### [SHORT PROBLEM]
Quote the whole listing exactly. Leave the pictures out of your copy.

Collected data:

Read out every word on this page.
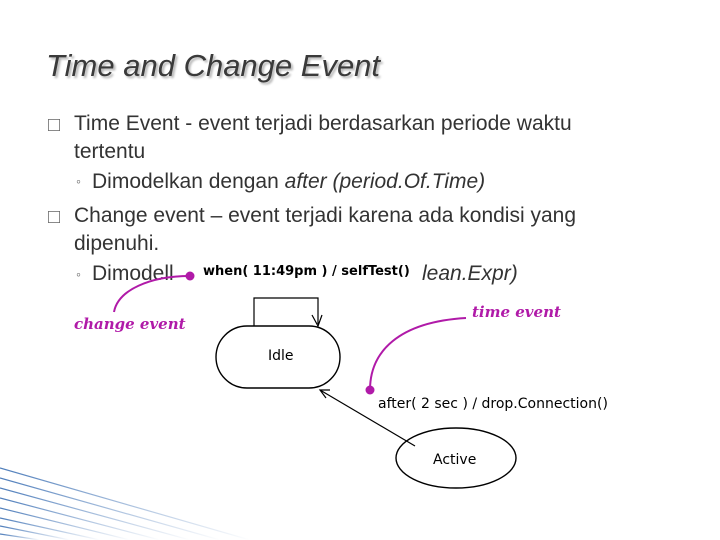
Time and Change Event
□ Time Event - event terjadi berdasarkan periode waktu
tertentu
◦ Dimodelkan dengan after (period.Of.Time)
□ Change event – event terjadi karena ada kondisi yang
dipenuhi.
◦ Dimodell	lean.Expr)
when( 11:49pm ) / selfTest()
change event
time event
Idle
after( 2 sec ) / drop.Connection()
Active
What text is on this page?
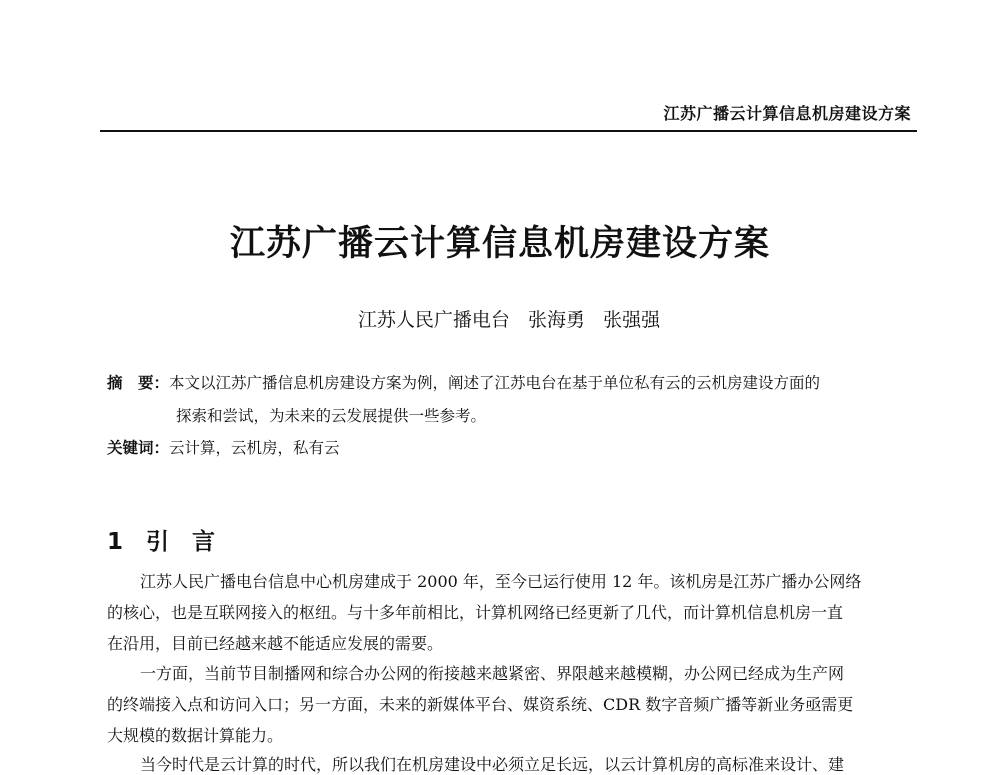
江苏广播云计算信息机房建设方案
江苏广播云计算信息机房建设方案
江苏人民广播电台 张海勇 张强强
摘　要：本文以江苏广播信息机房建设方案为例，阐述了江苏电台在基于单位私有云的云机房建设方面的
探索和尝试，为未来的云发展提供一些参考。
关键词：云计算，云机房，私有云
1　引　言
江苏人民广播电台信息中心机房建成于 2000 年，至今已运行使用 12 年。该机房是江苏广播办公网络
的核心，也是互联网接入的枢纽。与十多年前相比，计算机网络已经更新了几代，而计算机信息机房一直
在沿用，目前已经越来越不能适应发展的需要。
一方面，当前节目制播网和综合办公网的衔接越来越紧密、界限越来越模糊，办公网已经成为生产网
的终端接入点和访问入口；另一方面，未来的新媒体平台、媒资系统、CDR 数字音频广播等新业务亟需更
大规模的数据计算能力。
当今时代是云计算的时代，所以我们在机房建设中必须立足长远，以云计算机房的高标准来设计、建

### [EXERCISE SOLUTION]
Read out every word on this page.
Time and Change Event
□ Time Event - event terjadi berdasarkan periode waktu
tertentu
◦ Dimodelkan dengan after (period.Of.Time)
□ Change event – event terjadi karena ada kondisi yang
dipenuhi.
◦ Dimodell	lean.Expr)
when( 11:49pm ) / selfTest()
change event
time event
Idle
after( 2 sec ) / drop.Connection()
Active
What text is on this page?
江苏广播云计算信息机房建设方案
江苏广播云计算信息机房建设方案
江苏人民广播电台 张海勇 张强强
摘　要：本文以江苏广播信息机房建设方案为例，阐述了江苏电台在基于单位私有云的云机房建设方面的
探索和尝试，为未来的云发展提供一些参考。
关键词：云计算，云机房，私有云
1　引　言
江苏人民广播电台信息中心机房建成于 2000 年，至今已运行使用 12 年。该机房是江苏广播办公网络
的核心，也是互联网接入的枢纽。与十多年前相比，计算机网络已经更新了几代，而计算机信息机房一直
在沿用，目前已经越来越不能适应发展的需要。
一方面，当前节目制播网和综合办公网的衔接越来越紧密、界限越来越模糊，办公网已经成为生产网
的终端接入点和访问入口；另一方面，未来的新媒体平台、媒资系统、CDR 数字音频广播等新业务亟需更
大规模的数据计算能力。
当今时代是云计算的时代，所以我们在机房建设中必须立足长远，以云计算机房的高标准来设计、建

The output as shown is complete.